• _EXERCISE BRIEF_
Repeat the listing exactly as given, omitting every image.

• _RECORDS SHOWN_
=======

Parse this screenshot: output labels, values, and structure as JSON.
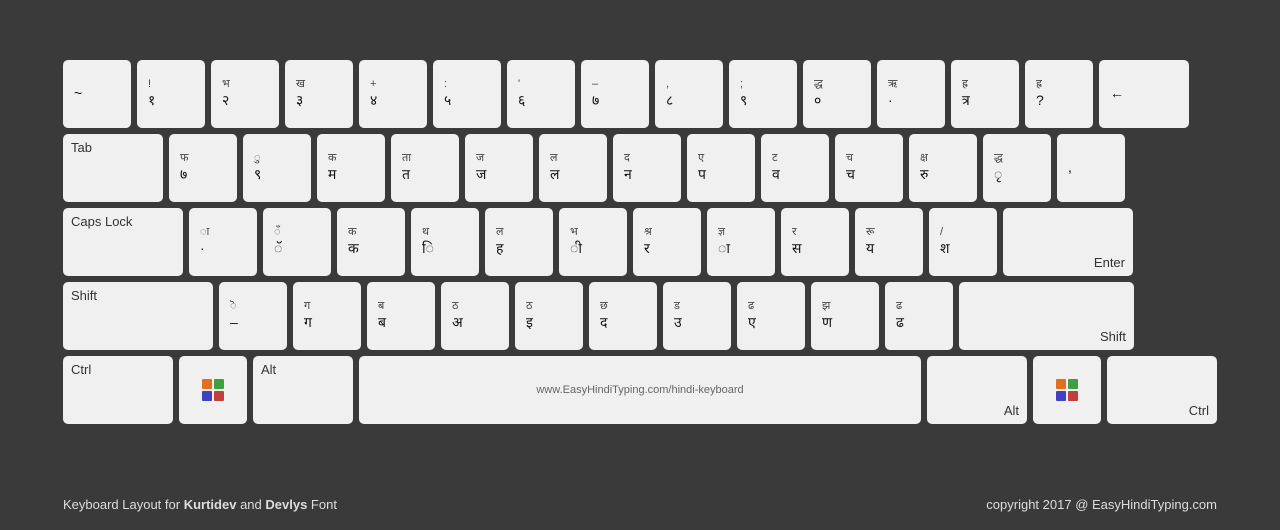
{
  "keyboard": {
    "rows": [
      {
        "id": "row1",
        "keys": [
          {
            "id": "backtick",
            "top": "",
            "bottom": "~",
            "w": "w1"
          },
          {
            "id": "1",
            "top": "!",
            "bottom": "१",
            "w": "w1"
          },
          {
            "id": "2",
            "top": "भ",
            "bottom": "२",
            "w": "w1"
          },
          {
            "id": "3",
            "top": "ख",
            "bottom": "३",
            "w": "w1"
          },
          {
            "id": "4",
            "top": "+",
            "bottom": "४",
            "w": "w1"
          },
          {
            "id": "5",
            "top": ":",
            "bottom": "५",
            "w": "w1"
          },
          {
            "id": "6",
            "top": "'",
            "bottom": "६",
            "w": "w1"
          },
          {
            "id": "7",
            "top": "–",
            "bottom": "७",
            "w": "w1"
          },
          {
            "id": "8",
            "top": ",",
            "bottom": "८",
            "w": "w1"
          },
          {
            "id": "9",
            "top": ";",
            "bottom": "९",
            "w": "w1"
          },
          {
            "id": "0",
            "top": "द्ध",
            "bottom": "०",
            "w": "w1"
          },
          {
            "id": "minus",
            "top": "ऋ",
            "bottom": "·",
            "w": "w1"
          },
          {
            "id": "equal",
            "top": "ह्र",
            "bottom": "त्र",
            "w": "w1"
          },
          {
            "id": "plus2",
            "top": "ह्र",
            "bottom": "?",
            "w": "w1"
          },
          {
            "id": "backspace",
            "top": "",
            "bottom": "←",
            "w": "w-back",
            "special": true
          }
        ]
      },
      {
        "id": "row2",
        "keys": [
          {
            "id": "tab",
            "label": "Tab",
            "w": "w-tab",
            "special": true
          },
          {
            "id": "q",
            "top": "फ",
            "bottom": "७",
            "w": "w1"
          },
          {
            "id": "w",
            "top": "ु",
            "bottom": "९",
            "w": "w1"
          },
          {
            "id": "e",
            "top": "क",
            "bottom": "म",
            "w": "w1"
          },
          {
            "id": "r",
            "top": "ता",
            "bottom": "त",
            "w": "w1"
          },
          {
            "id": "t",
            "top": "ज",
            "bottom": "ज",
            "w": "w1"
          },
          {
            "id": "y",
            "top": "ल",
            "bottom": "ल",
            "w": "w1"
          },
          {
            "id": "u",
            "top": "द",
            "bottom": "न",
            "w": "w1"
          },
          {
            "id": "i",
            "top": "ए",
            "bottom": "प",
            "w": "w1"
          },
          {
            "id": "o",
            "top": "ट",
            "bottom": "व",
            "w": "w1"
          },
          {
            "id": "p",
            "top": "च",
            "bottom": "च",
            "w": "w1"
          },
          {
            "id": "bracketl",
            "top": "क्ष",
            "bottom": "रु",
            "w": "w1"
          },
          {
            "id": "bracketr",
            "top": "द्ध",
            "bottom": "ृ",
            "w": "w1"
          },
          {
            "id": "backslash",
            "top": "",
            "bottom": ",",
            "w": "w1"
          }
        ]
      },
      {
        "id": "row3",
        "keys": [
          {
            "id": "capslock",
            "label": "Caps Lock",
            "w": "w-caps",
            "special": true
          },
          {
            "id": "a",
            "top": "ा",
            "bottom": "·",
            "w": "w1"
          },
          {
            "id": "s",
            "top": "ँ",
            "bottom": "ॅ",
            "w": "w1"
          },
          {
            "id": "d",
            "top": "क",
            "bottom": "क",
            "w": "w1"
          },
          {
            "id": "f",
            "top": "थ",
            "bottom": "ि",
            "w": "w1"
          },
          {
            "id": "g",
            "top": "ल",
            "bottom": "ह",
            "w": "w1"
          },
          {
            "id": "h",
            "top": "भ",
            "bottom": "ी",
            "w": "w1"
          },
          {
            "id": "j",
            "top": "श्र",
            "bottom": "र",
            "w": "w1"
          },
          {
            "id": "k",
            "top": "ज्ञ",
            "bottom": "ा",
            "w": "w1"
          },
          {
            "id": "l",
            "top": "र",
            "bottom": "स",
            "w": "w1"
          },
          {
            "id": "semicolon",
            "top": "रू",
            "bottom": "य",
            "w": "w1"
          },
          {
            "id": "quote",
            "top": "/",
            "bottom": "श",
            "w": "w1"
          },
          {
            "id": "enter",
            "label": "Enter",
            "w": "w-enter",
            "special": true
          }
        ]
      },
      {
        "id": "row4",
        "keys": [
          {
            "id": "shiftl",
            "label": "Shift",
            "w": "w-shift-l",
            "special": true
          },
          {
            "id": "z",
            "top": "ॆ",
            "bottom": "–",
            "w": "w1"
          },
          {
            "id": "x",
            "top": "ग",
            "bottom": "ग",
            "w": "w1"
          },
          {
            "id": "c",
            "top": "ब",
            "bottom": "ब",
            "w": "w1"
          },
          {
            "id": "v",
            "top": "ठ",
            "bottom": "अ",
            "w": "w1"
          },
          {
            "id": "b",
            "top": "ठ",
            "bottom": "इ",
            "w": "w1"
          },
          {
            "id": "n",
            "top": "छ",
            "bottom": "द",
            "w": "w1"
          },
          {
            "id": "m",
            "top": "ड",
            "bottom": "उ",
            "w": "w1"
          },
          {
            "id": "comma",
            "top": "ढ",
            "bottom": "ए",
            "w": "w1"
          },
          {
            "id": "period",
            "top": "झ",
            "bottom": "ण",
            "w": "w1"
          },
          {
            "id": "slash",
            "top": "ढ",
            "bottom": "ढ",
            "w": "w1"
          },
          {
            "id": "shiftr",
            "label": "Shift",
            "w": "w-shift-r",
            "special": true
          }
        ]
      },
      {
        "id": "row5",
        "keys": [
          {
            "id": "ctrll",
            "label": "Ctrl",
            "w": "w-ctrl",
            "special": true
          },
          {
            "id": "winl",
            "label": "win",
            "w": "w-win",
            "special": true,
            "isWin": true
          },
          {
            "id": "altl",
            "label": "Alt",
            "w": "w-alt",
            "special": true
          },
          {
            "id": "space",
            "label": "www.EasyHindiTyping.com/hindi-keyboard",
            "w": "w-space",
            "special": true
          },
          {
            "id": "altr",
            "label": "Alt",
            "w": "w-alt",
            "special": true
          },
          {
            "id": "winr",
            "label": "win",
            "w": "w-win",
            "special": true,
            "isWin": true
          },
          {
            "id": "ctrlr",
            "label": "Ctrl",
            "w": "w-ctrl",
            "special": true
          }
        ]
      }
    ],
    "footer": {
      "left": "Keyboard Layout for Kurtidev and Devlys Font",
      "right": "copyright 2017 @ EasyHindiTyping.com"
    }
  }
}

=======

• _THE OUTPUT_
Parse this screenshot: output labels, values, and structure as JSON.
{
  "keyboard": {
    "rows": [
      {
        "id": "row1",
        "keys": [
          {
            "id": "backtick",
            "top": "",
            "bottom": "~",
            "w": "w1"
          },
          {
            "id": "1",
            "top": "!",
            "bottom": "१",
            "w": "w1"
          },
          {
            "id": "2",
            "top": "भ",
            "bottom": "२",
            "w": "w1"
          },
          {
            "id": "3",
            "top": "ख",
            "bottom": "३",
            "w": "w1"
          },
          {
            "id": "4",
            "top": "+",
            "bottom": "४",
            "w": "w1"
          },
          {
            "id": "5",
            "top": ":",
            "bottom": "५",
            "w": "w1"
          },
          {
            "id": "6",
            "top": "'",
            "bottom": "६",
            "w": "w1"
          },
          {
            "id": "7",
            "top": "–",
            "bottom": "७",
            "w": "w1"
          },
          {
            "id": "8",
            "top": ",",
            "bottom": "८",
            "w": "w1"
          },
          {
            "id": "9",
            "top": ";",
            "bottom": "९",
            "w": "w1"
          },
          {
            "id": "0",
            "top": "द्ध",
            "bottom": "०",
            "w": "w1"
          },
          {
            "id": "minus",
            "top": "ऋ",
            "bottom": "·",
            "w": "w1"
          },
          {
            "id": "equal",
            "top": "ह्र",
            "bottom": "त्र",
            "w": "w1"
          },
          {
            "id": "plus2",
            "top": "ह्र",
            "bottom": "?",
            "w": "w1"
          },
          {
            "id": "backspace",
            "top": "",
            "bottom": "←",
            "w": "w-back",
            "special": true
          }
        ]
      },
      {
        "id": "row2",
        "keys": [
          {
            "id": "tab",
            "label": "Tab",
            "w": "w-tab",
            "special": true
          },
          {
            "id": "q",
            "top": "फ",
            "bottom": "७",
            "w": "w1"
          },
          {
            "id": "w",
            "top": "ु",
            "bottom": "९",
            "w": "w1"
          },
          {
            "id": "e",
            "top": "क",
            "bottom": "म",
            "w": "w1"
          },
          {
            "id": "r",
            "top": "ता",
            "bottom": "त",
            "w": "w1"
          },
          {
            "id": "t",
            "top": "ज",
            "bottom": "ज",
            "w": "w1"
          },
          {
            "id": "y",
            "top": "ल",
            "bottom": "ल",
            "w": "w1"
          },
          {
            "id": "u",
            "top": "द",
            "bottom": "न",
            "w": "w1"
          },
          {
            "id": "i",
            "top": "ए",
            "bottom": "प",
            "w": "w1"
          },
          {
            "id": "o",
            "top": "ट",
            "bottom": "व",
            "w": "w1"
          },
          {
            "id": "p",
            "top": "च",
            "bottom": "च",
            "w": "w1"
          },
          {
            "id": "bracketl",
            "top": "क्ष",
            "bottom": "रु",
            "w": "w1"
          },
          {
            "id": "bracketr",
            "top": "द्ध",
            "bottom": "ृ",
            "w": "w1"
          },
          {
            "id": "backslash",
            "top": "",
            "bottom": ",",
            "w": "w1"
          }
        ]
      },
      {
        "id": "row3",
        "keys": [
          {
            "id": "capslock",
            "label": "Caps Lock",
            "w": "w-caps",
            "special": true
          },
          {
            "id": "a",
            "top": "ा",
            "bottom": "·",
            "w": "w1"
          },
          {
            "id": "s",
            "top": "ँ",
            "bottom": "ॅ",
            "w": "w1"
          },
          {
            "id": "d",
            "top": "क",
            "bottom": "क",
            "w": "w1"
          },
          {
            "id": "f",
            "top": "थ",
            "bottom": "ि",
            "w": "w1"
          },
          {
            "id": "g",
            "top": "ल",
            "bottom": "ह",
            "w": "w1"
          },
          {
            "id": "h",
            "top": "भ",
            "bottom": "ी",
            "w": "w1"
          },
          {
            "id": "j",
            "top": "श्र",
            "bottom": "र",
            "w": "w1"
          },
          {
            "id": "k",
            "top": "ज्ञ",
            "bottom": "ा",
            "w": "w1"
          },
          {
            "id": "l",
            "top": "र",
            "bottom": "स",
            "w": "w1"
          },
          {
            "id": "semicolon",
            "top": "रू",
            "bottom": "य",
            "w": "w1"
          },
          {
            "id": "quote",
            "top": "/",
            "bottom": "श",
            "w": "w1"
          },
          {
            "id": "enter",
            "label": "Enter",
            "w": "w-enter",
            "special": true
          }
        ]
      },
      {
        "id": "row4",
        "keys": [
          {
            "id": "shiftl",
            "label": "Shift",
            "w": "w-shift-l",
            "special": true
          },
          {
            "id": "z",
            "top": "ॆ",
            "bottom": "–",
            "w": "w1"
          },
          {
            "id": "x",
            "top": "ग",
            "bottom": "ग",
            "w": "w1"
          },
          {
            "id": "c",
            "top": "ब",
            "bottom": "ब",
            "w": "w1"
          },
          {
            "id": "v",
            "top": "ठ",
            "bottom": "अ",
            "w": "w1"
          },
          {
            "id": "b",
            "top": "ठ",
            "bottom": "इ",
            "w": "w1"
          },
          {
            "id": "n",
            "top": "छ",
            "bottom": "द",
            "w": "w1"
          },
          {
            "id": "m",
            "top": "ड",
            "bottom": "उ",
            "w": "w1"
          },
          {
            "id": "comma",
            "top": "ढ",
            "bottom": "ए",
            "w": "w1"
          },
          {
            "id": "period",
            "top": "झ",
            "bottom": "ण",
            "w": "w1"
          },
          {
            "id": "slash",
            "top": "ढ",
            "bottom": "ढ",
            "w": "w1"
          },
          {
            "id": "shiftr",
            "label": "Shift",
            "w": "w-shift-r",
            "special": true
          }
        ]
      },
      {
        "id": "row5",
        "keys": [
          {
            "id": "ctrll",
            "label": "Ctrl",
            "w": "w-ctrl",
            "special": true
          },
          {
            "id": "winl",
            "label": "win",
            "w": "w-win",
            "special": true,
            "isWin": true
          },
          {
            "id": "altl",
            "label": "Alt",
            "w": "w-alt",
            "special": true
          },
          {
            "id": "space",
            "label": "www.EasyHindiTyping.com/hindi-keyboard",
            "w": "w-space",
            "special": true
          },
          {
            "id": "altr",
            "label": "Alt",
            "w": "w-alt",
            "special": true
          },
          {
            "id": "winr",
            "label": "win",
            "w": "w-win",
            "special": true,
            "isWin": true
          },
          {
            "id": "ctrlr",
            "label": "Ctrl",
            "w": "w-ctrl",
            "special": true
          }
        ]
      }
    ],
    "footer": {
      "left": "Keyboard Layout for Kurtidev and Devlys Font",
      "right": "copyright 2017 @ EasyHindiTyping.com"
    }
  }
}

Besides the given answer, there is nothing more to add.